## begin
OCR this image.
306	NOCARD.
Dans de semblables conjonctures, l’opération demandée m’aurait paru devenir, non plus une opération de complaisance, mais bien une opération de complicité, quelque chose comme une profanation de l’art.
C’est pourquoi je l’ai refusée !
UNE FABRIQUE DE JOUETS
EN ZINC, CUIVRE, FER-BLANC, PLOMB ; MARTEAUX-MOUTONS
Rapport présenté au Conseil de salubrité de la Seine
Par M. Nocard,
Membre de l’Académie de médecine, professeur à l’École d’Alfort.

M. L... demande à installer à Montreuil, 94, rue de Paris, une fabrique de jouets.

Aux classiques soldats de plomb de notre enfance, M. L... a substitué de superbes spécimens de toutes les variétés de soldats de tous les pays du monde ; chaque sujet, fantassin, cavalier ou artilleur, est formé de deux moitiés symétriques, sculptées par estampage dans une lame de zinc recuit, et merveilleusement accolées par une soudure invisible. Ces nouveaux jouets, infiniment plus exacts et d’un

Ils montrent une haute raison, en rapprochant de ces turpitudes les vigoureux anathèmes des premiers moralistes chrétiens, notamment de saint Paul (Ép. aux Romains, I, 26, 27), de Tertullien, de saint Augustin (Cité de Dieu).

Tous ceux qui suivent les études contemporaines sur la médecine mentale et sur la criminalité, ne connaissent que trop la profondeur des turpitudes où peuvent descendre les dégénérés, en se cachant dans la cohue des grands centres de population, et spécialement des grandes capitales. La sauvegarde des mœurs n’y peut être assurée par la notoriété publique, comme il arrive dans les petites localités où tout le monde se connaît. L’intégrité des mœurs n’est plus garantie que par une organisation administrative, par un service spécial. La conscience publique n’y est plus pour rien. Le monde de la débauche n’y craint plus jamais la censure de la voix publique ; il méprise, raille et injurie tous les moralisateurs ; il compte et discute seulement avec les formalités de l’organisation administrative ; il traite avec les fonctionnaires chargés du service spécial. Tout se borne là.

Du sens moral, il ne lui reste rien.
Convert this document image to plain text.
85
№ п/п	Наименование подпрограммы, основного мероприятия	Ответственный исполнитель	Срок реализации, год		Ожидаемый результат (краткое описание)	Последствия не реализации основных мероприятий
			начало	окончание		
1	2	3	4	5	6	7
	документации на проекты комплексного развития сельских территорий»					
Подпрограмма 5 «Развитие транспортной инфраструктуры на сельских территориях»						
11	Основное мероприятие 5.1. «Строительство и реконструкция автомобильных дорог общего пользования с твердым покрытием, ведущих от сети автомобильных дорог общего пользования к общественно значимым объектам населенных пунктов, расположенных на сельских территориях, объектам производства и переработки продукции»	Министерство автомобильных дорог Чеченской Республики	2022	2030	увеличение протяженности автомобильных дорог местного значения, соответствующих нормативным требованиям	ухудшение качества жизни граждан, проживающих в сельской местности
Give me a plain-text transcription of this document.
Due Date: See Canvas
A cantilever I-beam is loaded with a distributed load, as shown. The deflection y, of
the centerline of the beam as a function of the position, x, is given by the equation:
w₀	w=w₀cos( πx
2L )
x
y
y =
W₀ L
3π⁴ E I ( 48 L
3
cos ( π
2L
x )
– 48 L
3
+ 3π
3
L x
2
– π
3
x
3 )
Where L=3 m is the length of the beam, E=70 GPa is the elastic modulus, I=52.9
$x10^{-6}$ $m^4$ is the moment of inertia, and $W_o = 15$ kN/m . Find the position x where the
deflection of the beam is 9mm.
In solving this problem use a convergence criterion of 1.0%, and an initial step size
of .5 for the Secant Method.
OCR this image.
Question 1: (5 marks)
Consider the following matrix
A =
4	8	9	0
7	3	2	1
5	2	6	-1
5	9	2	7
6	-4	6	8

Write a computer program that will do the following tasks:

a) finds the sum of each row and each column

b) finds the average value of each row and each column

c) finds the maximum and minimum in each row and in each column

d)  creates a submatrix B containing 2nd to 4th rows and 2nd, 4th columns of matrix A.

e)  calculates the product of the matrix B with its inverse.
## end
* INSTRUCTIONS FOR THE TASK
Find the string "beam" in the listing and return every line that holds it.

* WORKED SOLUTION
A cantilever I-beam is loaded with a distributed load, as shown. The deflection y, of
the centerline of the beam as a function of the position, x, is given by the equation:
Where L=3 m is the length of the beam, E=70 GPa is the elastic modulus, I=52.9
deflection of the beam is 9mm.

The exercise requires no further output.